Do this: Repeat each line exactly, leaving nothing out.

Record excerpts:
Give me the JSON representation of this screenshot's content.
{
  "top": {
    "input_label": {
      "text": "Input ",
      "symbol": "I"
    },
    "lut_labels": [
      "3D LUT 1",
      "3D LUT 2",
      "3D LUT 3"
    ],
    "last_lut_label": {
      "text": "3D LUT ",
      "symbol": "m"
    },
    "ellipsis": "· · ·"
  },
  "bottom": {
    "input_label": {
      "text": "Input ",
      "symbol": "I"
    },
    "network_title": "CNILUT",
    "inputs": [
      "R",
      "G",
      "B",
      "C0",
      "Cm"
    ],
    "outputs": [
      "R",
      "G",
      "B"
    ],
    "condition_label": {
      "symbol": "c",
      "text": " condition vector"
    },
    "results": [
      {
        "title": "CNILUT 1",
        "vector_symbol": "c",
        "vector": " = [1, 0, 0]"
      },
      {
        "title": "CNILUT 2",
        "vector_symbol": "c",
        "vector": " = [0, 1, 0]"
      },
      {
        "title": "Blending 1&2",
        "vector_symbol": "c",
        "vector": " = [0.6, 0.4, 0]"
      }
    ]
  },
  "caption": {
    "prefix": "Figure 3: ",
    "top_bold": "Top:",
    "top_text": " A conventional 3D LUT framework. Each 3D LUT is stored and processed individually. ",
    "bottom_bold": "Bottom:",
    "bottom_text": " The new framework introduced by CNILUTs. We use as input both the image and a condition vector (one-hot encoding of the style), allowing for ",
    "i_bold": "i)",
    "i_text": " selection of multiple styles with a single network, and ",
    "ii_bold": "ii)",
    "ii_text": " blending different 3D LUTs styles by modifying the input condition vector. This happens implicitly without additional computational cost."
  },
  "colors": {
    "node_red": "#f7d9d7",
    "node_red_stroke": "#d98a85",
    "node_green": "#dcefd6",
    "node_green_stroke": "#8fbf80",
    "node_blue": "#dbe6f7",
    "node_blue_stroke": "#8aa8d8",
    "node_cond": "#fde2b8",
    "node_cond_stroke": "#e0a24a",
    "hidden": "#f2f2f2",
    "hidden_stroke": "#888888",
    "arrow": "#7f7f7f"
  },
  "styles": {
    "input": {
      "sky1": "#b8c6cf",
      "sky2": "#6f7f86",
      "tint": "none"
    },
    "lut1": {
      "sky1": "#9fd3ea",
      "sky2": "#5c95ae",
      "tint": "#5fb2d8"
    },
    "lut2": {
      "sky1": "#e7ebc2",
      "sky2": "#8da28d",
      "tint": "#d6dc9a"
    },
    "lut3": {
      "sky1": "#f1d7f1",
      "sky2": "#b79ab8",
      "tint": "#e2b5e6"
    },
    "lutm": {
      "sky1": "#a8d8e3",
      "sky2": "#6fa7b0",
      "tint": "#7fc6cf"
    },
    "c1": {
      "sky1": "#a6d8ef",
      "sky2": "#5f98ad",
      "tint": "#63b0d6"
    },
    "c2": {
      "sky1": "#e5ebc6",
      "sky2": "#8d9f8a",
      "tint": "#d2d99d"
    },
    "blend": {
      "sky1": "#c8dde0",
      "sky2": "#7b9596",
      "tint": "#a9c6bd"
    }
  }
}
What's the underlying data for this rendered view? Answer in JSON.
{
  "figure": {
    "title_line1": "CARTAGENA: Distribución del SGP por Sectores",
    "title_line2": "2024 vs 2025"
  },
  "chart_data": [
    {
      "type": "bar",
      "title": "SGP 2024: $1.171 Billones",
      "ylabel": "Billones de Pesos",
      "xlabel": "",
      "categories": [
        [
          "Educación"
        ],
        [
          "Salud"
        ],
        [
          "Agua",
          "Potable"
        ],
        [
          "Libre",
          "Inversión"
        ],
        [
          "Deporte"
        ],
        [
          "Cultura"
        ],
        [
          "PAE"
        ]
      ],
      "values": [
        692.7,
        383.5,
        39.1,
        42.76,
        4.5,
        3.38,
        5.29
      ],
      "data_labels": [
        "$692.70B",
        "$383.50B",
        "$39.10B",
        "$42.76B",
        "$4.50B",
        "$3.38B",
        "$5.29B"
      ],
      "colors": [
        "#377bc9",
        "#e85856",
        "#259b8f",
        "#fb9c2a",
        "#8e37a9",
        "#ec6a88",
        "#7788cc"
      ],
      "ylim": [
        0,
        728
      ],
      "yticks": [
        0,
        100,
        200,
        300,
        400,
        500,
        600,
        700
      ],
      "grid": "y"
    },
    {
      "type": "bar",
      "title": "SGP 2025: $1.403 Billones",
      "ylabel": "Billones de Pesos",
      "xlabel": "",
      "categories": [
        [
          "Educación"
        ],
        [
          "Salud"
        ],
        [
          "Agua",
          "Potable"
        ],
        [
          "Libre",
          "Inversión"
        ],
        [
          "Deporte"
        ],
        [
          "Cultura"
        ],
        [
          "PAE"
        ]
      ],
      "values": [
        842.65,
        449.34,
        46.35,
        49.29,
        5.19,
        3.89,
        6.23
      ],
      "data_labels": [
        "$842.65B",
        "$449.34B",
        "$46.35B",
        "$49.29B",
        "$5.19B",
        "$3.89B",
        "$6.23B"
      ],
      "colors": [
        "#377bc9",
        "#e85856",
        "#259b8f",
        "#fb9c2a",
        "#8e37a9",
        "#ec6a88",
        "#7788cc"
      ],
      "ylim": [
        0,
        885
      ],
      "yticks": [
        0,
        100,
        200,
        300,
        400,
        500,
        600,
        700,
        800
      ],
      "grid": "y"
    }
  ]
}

Task output:
Give me the JSON representation of this screenshot's content.
{
  "top": {
    "input_label": {
      "text": "Input ",
      "symbol": "I"
    },
    "lut_labels": [
      "3D LUT 1",
      "3D LUT 2",
      "3D LUT 3"
    ],
    "last_lut_label": {
      "text": "3D LUT ",
      "symbol": "m"
    },
    "ellipsis": "· · ·"
  },
  "bottom": {
    "input_label": {
      "text": "Input ",
      "symbol": "I"
    },
    "network_title": "CNILUT",
    "inputs": [
      "R",
      "G",
      "B",
      "C0",
      "Cm"
    ],
    "outputs": [
      "R",
      "G",
      "B"
    ],
    "condition_label": {
      "symbol": "c",
      "text": " condition vector"
    },
    "results": [
      {
        "title": "CNILUT 1",
        "vector_symbol": "c",
        "vector": " = [1, 0, 0]"
      },
      {
        "title": "CNILUT 2",
        "vector_symbol": "c",
        "vector": " = [0, 1, 0]"
      },
      {
        "title": "Blending 1&2",
        "vector_symbol": "c",
        "vector": " = [0.6, 0.4, 0]"
      }
    ]
  },
  "caption": {
    "prefix": "Figure 3: ",
    "top_bold": "Top:",
    "top_text": " A conventional 3D LUT framework. Each 3D LUT is stored and processed individually. ",
    "bottom_bold": "Bottom:",
    "bottom_text": " The new framework introduced by CNILUTs. We use as input both the image and a condition vector (one-hot encoding of the style), allowing for ",
    "i_bold": "i)",
    "i_text": " selection of multiple styles with a single network, and ",
    "ii_bold": "ii)",
    "ii_text": " blending different 3D LUTs styles by modifying the input condition vector. This happens implicitly without additional computational cost."
  },
  "colors": {
    "node_red": "#f7d9d7",
    "node_red_stroke": "#d98a85",
    "node_green": "#dcefd6",
    "node_green_stroke": "#8fbf80",
    "node_blue": "#dbe6f7",
    "node_blue_stroke": "#8aa8d8",
    "node_cond": "#fde2b8",
    "node_cond_stroke": "#e0a24a",
    "hidden": "#f2f2f2",
    "hidden_stroke": "#888888",
    "arrow": "#7f7f7f"
  },
  "styles": {
    "input": {
      "sky1": "#b8c6cf",
      "sky2": "#6f7f86",
      "tint": "none"
    },
    "lut1": {
      "sky1": "#9fd3ea",
      "sky2": "#5c95ae",
      "tint": "#5fb2d8"
    },
    "lut2": {
      "sky1": "#e7ebc2",
      "sky2": "#8da28d",
      "tint": "#d6dc9a"
    },
    "lut3": {
      "sky1": "#f1d7f1",
      "sky2": "#b79ab8",
      "tint": "#e2b5e6"
    },
    "lutm": {
      "sky1": "#a8d8e3",
      "sky2": "#6fa7b0",
      "tint": "#7fc6cf"
    },
    "c1": {
      "sky1": "#a6d8ef",
      "sky2": "#5f98ad",
      "tint": "#63b0d6"
    },
    "c2": {
      "sky1": "#e5ebc6",
      "sky2": "#8d9f8a",
      "tint": "#d2d99d"
    },
    "blend": {
      "sky1": "#c8dde0",
      "sky2": "#7b9596",
      "tint": "#a9c6bd"
    }
  }
}
What's the underlying data for this rendered view? Answer in JSON.
{
  "figure": {
    "title_line1": "CARTAGENA: Distribución del SGP por Sectores",
    "title_line2": "2024 vs 2025"
  },
  "chart_data": [
    {
      "type": "bar",
      "title": "SGP 2024: $1.171 Billones",
      "ylabel": "Billones de Pesos",
      "xlabel": "",
      "categories": [
        [
          "Educación"
        ],
        [
          "Salud"
        ],
        [
          "Agua",
          "Potable"
        ],
        [
          "Libre",
          "Inversión"
        ],
        [
          "Deporte"
        ],
        [
          "Cultura"
        ],
        [
          "PAE"
        ]
      ],
      "values": [
        692.7,
        383.5,
        39.1,
        42.76,
        4.5,
        3.38,
        5.29
      ],
      "data_labels": [
        "$692.70B",
        "$383.50B",
        "$39.10B",
        "$42.76B",
        "$4.50B",
        "$3.38B",
        "$5.29B"
      ],
      "colors": [
        "#377bc9",
        "#e85856",
        "#259b8f",
        "#fb9c2a",
        "#8e37a9",
        "#ec6a88",
        "#7788cc"
      ],
      "ylim": [
        0,
        728
      ],
      "yticks": [
        0,
        100,
        200,
        300,
        400,
        500,
        600,
        700
      ],
      "grid": "y"
    },
    {
      "type": "bar",
      "title": "SGP 2025: $1.403 Billones",
      "ylabel": "Billones de Pesos",
      "xlabel": "",
      "categories": [
        [
          "Educación"
        ],
        [
          "Salud"
        ],
        [
          "Agua",
          "Potable"
        ],
        [
          "Libre",
          "Inversión"
        ],
        [
          "Deporte"
        ],
        [
          "Cultura"
        ],
        [
          "PAE"
        ]
      ],
      "values": [
        842.65,
        449.34,
        46.35,
        49.29,
        5.19,
        3.89,
        6.23
      ],
      "data_labels": [
        "$842.65B",
        "$449.34B",
        "$46.35B",
        "$49.29B",
        "$5.19B",
        "$3.89B",
        "$6.23B"
      ],
      "colors": [
        "#377bc9",
        "#e85856",
        "#259b8f",
        "#fb9c2a",
        "#8e37a9",
        "#ec6a88",
        "#7788cc"
      ],
      "ylim": [
        0,
        885
      ],
      "yticks": [
        0,
        100,
        200,
        300,
        400,
        500,
        600,
        700,
        800
      ],
      "grid": "y"
    }
  ]
}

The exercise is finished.